--- BEGIN DATA SHOWN ---

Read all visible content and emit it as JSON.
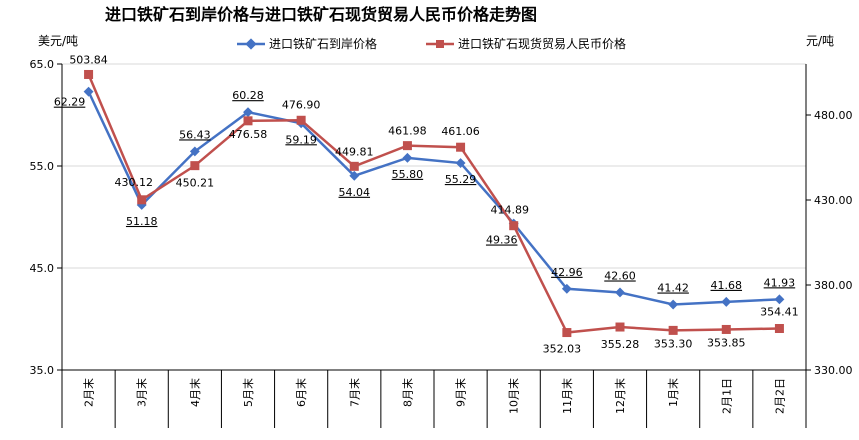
{
  "chart_data": {
    "type": "line",
    "title": "进口铁矿石到岸价格与进口铁矿石现货贸易人民币价格走势图",
    "left_unit": "美元/吨",
    "right_unit": "元/吨",
    "categories": [
      "2月末",
      "3月末",
      "4月末",
      "5月末",
      "6月末",
      "7月末",
      "8月末",
      "9月末",
      "10月末",
      "11月末",
      "12月末",
      "1月末",
      "2月1日",
      "2月2日"
    ],
    "left_axis": {
      "min": 35,
      "max": 65,
      "ticks": [
        "35.0",
        "45.0",
        "55.0",
        "65.0"
      ]
    },
    "right_axis": {
      "min": 330,
      "max": 510,
      "ticks": [
        "330.00",
        "380.00",
        "430.00",
        "480.00"
      ]
    },
    "gridlines": true,
    "legend_position": "top",
    "series": [
      {
        "name": "进口铁矿石到岸价格",
        "axis": "left",
        "color": "#4472C4",
        "marker": "diamond",
        "values": [
          62.29,
          51.18,
          56.43,
          60.28,
          59.19,
          54.04,
          55.8,
          55.29,
          49.36,
          42.96,
          42.6,
          41.42,
          41.68,
          41.93
        ],
        "labels": [
          "62.29",
          "51.18",
          "56.43",
          "60.28",
          "59.19",
          "54.04",
          "55.80",
          "55.29",
          "49.36",
          "42.96",
          "42.60",
          "41.42",
          "41.68",
          "41.93"
        ]
      },
      {
        "name": "进口铁矿石现货贸易人民币价格",
        "axis": "right",
        "color": "#C0504D",
        "marker": "square",
        "values": [
          503.84,
          430.12,
          450.21,
          476.58,
          476.9,
          449.81,
          461.98,
          461.06,
          414.89,
          352.03,
          355.28,
          353.3,
          353.85,
          354.41
        ],
        "labels": [
          "503.84",
          "430.12",
          "450.21",
          "476.58",
          "476.90",
          "449.81",
          "461.98",
          "461.06",
          "414.89",
          "352.03",
          "355.28",
          "353.30",
          "353.85",
          "354.41"
        ]
      }
    ]
  }
}
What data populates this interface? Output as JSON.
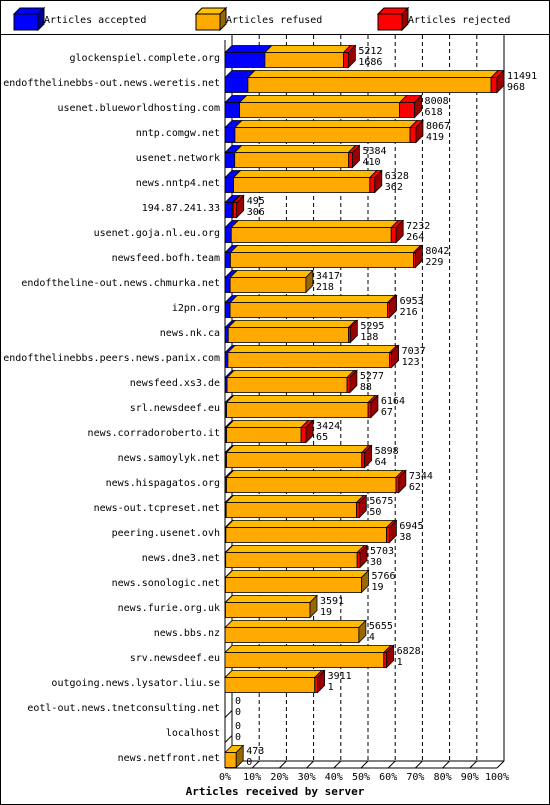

--- END DATA SHOWN ---

**PROBLEM STATEMENT:** Repeat the material above in full and unchanged, minus its images.

**RESPONSE BELOW:**
Read all visible content and emit it as JSON.
{
  "chart_data": {
    "type": "line",
    "title": "进口铁矿石到岸价格与进口铁矿石现货贸易人民币价格走势图",
    "left_unit": "美元/吨",
    "right_unit": "元/吨",
    "categories": [
      "2月末",
      "3月末",
      "4月末",
      "5月末",
      "6月末",
      "7月末",
      "8月末",
      "9月末",
      "10月末",
      "11月末",
      "12月末",
      "1月末",
      "2月1日",
      "2月2日"
    ],
    "left_axis": {
      "min": 35,
      "max": 65,
      "ticks": [
        "35.0",
        "45.0",
        "55.0",
        "65.0"
      ]
    },
    "right_axis": {
      "min": 330,
      "max": 510,
      "ticks": [
        "330.00",
        "380.00",
        "430.00",
        "480.00"
      ]
    },
    "gridlines": true,
    "legend_position": "top",
    "series": [
      {
        "name": "进口铁矿石到岸价格",
        "axis": "left",
        "color": "#4472C4",
        "marker": "diamond",
        "values": [
          62.29,
          51.18,
          56.43,
          60.28,
          59.19,
          54.04,
          55.8,
          55.29,
          49.36,
          42.96,
          42.6,
          41.42,
          41.68,
          41.93
        ],
        "labels": [
          "62.29",
          "51.18",
          "56.43",
          "60.28",
          "59.19",
          "54.04",
          "55.80",
          "55.29",
          "49.36",
          "42.96",
          "42.60",
          "41.42",
          "41.68",
          "41.93"
        ]
      },
      {
        "name": "进口铁矿石现货贸易人民币价格",
        "axis": "right",
        "color": "#C0504D",
        "marker": "square",
        "values": [
          503.84,
          430.12,
          450.21,
          476.58,
          476.9,
          449.81,
          461.98,
          461.06,
          414.89,
          352.03,
          355.28,
          353.3,
          353.85,
          354.41
        ],
        "labels": [
          "503.84",
          "430.12",
          "450.21",
          "476.58",
          "476.90",
          "449.81",
          "461.98",
          "461.06",
          "414.89",
          "352.03",
          "355.28",
          "353.30",
          "353.85",
          "354.41"
        ]
      }
    ]
  }
}
What data populates this interface? Output as JSON.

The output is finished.